(Stored data)
**********

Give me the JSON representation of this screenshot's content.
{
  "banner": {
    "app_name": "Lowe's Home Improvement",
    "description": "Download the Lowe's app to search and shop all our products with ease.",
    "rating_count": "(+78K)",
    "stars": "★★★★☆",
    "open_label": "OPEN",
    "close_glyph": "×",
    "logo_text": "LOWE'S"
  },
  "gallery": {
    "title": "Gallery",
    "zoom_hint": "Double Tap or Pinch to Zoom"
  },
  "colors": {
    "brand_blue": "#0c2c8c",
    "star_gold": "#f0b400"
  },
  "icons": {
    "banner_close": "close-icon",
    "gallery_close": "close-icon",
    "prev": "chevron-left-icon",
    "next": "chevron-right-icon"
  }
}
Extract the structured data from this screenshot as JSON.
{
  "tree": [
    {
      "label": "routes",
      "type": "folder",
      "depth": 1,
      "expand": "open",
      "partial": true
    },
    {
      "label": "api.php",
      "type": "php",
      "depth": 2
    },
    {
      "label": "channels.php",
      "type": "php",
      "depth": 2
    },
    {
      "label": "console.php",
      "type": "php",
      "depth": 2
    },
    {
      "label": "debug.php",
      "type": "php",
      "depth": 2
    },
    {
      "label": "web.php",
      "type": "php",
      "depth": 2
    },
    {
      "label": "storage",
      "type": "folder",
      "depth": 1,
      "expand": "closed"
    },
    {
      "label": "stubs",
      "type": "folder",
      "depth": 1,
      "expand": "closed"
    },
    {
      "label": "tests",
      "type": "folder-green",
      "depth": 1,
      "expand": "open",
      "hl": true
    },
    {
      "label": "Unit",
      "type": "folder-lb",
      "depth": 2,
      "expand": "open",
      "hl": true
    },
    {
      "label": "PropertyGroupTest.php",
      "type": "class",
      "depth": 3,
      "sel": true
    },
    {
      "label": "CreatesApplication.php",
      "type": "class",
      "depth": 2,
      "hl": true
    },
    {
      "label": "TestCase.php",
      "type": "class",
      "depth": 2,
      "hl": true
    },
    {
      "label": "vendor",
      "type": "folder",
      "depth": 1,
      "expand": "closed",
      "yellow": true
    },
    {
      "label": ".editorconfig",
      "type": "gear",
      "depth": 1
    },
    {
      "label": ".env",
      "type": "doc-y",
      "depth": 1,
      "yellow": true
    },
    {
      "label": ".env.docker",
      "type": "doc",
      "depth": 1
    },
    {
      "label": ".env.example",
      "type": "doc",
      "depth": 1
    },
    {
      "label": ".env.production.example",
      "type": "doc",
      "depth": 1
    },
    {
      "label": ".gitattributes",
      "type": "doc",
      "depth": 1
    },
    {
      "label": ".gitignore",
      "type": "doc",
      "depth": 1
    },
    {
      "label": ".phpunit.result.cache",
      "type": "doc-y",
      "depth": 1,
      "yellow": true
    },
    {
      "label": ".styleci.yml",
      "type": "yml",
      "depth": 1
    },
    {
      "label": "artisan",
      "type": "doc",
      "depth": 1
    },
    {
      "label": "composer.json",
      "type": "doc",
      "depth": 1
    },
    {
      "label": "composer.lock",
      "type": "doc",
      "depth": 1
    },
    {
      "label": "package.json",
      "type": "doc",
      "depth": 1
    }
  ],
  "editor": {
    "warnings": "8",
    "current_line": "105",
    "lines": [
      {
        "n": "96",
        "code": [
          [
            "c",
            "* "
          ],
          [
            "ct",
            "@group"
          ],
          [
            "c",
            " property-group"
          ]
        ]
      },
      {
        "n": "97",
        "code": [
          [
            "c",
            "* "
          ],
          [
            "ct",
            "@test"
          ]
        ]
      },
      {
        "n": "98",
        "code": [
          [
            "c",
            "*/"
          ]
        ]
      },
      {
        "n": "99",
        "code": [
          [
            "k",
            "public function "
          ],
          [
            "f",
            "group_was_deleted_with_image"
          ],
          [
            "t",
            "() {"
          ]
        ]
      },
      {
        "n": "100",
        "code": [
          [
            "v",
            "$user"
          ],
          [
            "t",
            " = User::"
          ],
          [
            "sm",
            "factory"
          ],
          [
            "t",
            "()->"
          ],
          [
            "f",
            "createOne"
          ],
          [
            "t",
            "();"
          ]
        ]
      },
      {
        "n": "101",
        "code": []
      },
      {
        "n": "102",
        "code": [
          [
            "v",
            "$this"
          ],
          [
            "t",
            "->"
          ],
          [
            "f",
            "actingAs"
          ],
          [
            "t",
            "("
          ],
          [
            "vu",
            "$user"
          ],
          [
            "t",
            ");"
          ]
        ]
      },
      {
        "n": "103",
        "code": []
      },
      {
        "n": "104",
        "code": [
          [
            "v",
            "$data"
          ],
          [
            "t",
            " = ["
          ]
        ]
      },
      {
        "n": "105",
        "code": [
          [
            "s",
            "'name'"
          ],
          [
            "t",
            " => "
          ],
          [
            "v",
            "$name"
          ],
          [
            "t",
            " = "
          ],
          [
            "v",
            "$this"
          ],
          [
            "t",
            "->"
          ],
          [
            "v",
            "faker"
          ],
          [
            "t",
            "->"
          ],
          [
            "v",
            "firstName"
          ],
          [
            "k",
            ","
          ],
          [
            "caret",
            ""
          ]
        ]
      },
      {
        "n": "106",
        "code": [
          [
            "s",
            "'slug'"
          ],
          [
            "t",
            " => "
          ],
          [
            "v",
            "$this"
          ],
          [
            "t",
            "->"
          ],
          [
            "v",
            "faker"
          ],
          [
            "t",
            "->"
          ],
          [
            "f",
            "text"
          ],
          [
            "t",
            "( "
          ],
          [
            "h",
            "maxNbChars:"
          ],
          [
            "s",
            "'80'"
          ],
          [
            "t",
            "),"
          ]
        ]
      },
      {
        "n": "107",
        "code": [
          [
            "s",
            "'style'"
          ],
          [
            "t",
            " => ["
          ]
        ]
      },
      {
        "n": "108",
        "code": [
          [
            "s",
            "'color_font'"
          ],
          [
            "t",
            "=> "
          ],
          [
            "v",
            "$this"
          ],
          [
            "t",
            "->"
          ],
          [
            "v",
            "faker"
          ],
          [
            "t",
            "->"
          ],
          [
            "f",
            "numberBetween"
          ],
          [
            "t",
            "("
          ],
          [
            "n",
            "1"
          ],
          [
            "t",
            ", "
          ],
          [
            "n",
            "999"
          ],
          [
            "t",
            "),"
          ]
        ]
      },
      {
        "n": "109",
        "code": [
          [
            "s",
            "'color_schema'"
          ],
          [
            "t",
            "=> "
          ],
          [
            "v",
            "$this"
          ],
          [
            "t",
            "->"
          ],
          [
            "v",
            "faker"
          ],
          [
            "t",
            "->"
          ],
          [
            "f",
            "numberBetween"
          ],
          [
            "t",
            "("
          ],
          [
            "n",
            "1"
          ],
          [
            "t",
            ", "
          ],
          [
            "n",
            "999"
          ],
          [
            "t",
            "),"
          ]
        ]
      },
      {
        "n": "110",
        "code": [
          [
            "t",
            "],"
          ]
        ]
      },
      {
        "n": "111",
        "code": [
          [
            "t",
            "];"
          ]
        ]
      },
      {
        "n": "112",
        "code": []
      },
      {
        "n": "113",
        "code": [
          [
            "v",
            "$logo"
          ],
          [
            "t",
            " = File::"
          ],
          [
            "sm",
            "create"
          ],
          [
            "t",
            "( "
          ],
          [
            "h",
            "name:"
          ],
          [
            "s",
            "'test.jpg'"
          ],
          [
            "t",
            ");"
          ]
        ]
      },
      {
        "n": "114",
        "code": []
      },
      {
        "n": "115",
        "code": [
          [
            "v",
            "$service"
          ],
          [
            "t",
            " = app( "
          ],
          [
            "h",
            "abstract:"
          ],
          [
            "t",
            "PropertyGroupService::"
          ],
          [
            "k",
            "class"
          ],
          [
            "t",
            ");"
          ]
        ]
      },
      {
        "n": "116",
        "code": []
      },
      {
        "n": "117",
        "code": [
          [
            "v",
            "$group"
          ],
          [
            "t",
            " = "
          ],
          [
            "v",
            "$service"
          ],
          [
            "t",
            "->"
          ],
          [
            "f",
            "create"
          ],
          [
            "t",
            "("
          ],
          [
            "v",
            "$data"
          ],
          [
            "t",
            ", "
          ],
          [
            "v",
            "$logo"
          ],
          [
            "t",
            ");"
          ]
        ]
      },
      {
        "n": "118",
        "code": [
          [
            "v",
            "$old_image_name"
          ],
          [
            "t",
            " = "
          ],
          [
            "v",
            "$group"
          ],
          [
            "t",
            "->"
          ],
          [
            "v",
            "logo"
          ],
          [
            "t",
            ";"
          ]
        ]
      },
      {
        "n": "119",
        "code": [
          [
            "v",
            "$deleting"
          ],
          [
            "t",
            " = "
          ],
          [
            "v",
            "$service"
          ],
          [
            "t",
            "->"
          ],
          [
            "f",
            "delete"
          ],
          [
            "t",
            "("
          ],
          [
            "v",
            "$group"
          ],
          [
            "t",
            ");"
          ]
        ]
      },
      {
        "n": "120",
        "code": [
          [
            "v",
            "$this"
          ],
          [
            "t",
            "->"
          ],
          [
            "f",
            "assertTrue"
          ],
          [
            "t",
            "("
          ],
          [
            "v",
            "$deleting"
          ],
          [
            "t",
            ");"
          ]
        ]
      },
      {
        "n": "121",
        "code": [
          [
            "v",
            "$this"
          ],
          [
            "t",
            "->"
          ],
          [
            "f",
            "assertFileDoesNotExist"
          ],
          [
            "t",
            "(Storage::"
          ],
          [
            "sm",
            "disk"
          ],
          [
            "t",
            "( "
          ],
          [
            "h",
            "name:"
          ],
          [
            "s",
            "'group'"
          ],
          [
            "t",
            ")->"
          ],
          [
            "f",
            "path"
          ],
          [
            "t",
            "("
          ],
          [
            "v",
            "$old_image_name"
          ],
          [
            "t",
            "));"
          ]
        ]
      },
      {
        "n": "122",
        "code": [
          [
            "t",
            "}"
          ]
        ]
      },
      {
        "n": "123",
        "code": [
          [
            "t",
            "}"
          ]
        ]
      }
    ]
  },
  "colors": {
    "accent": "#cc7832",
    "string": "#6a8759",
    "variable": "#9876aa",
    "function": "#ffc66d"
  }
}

**********

:: Exercise directions ::
Copy out every line of the data that includes the word "example".

:: Exercise result ::
      "label": ".env.example",
      "label": ".env.production.example",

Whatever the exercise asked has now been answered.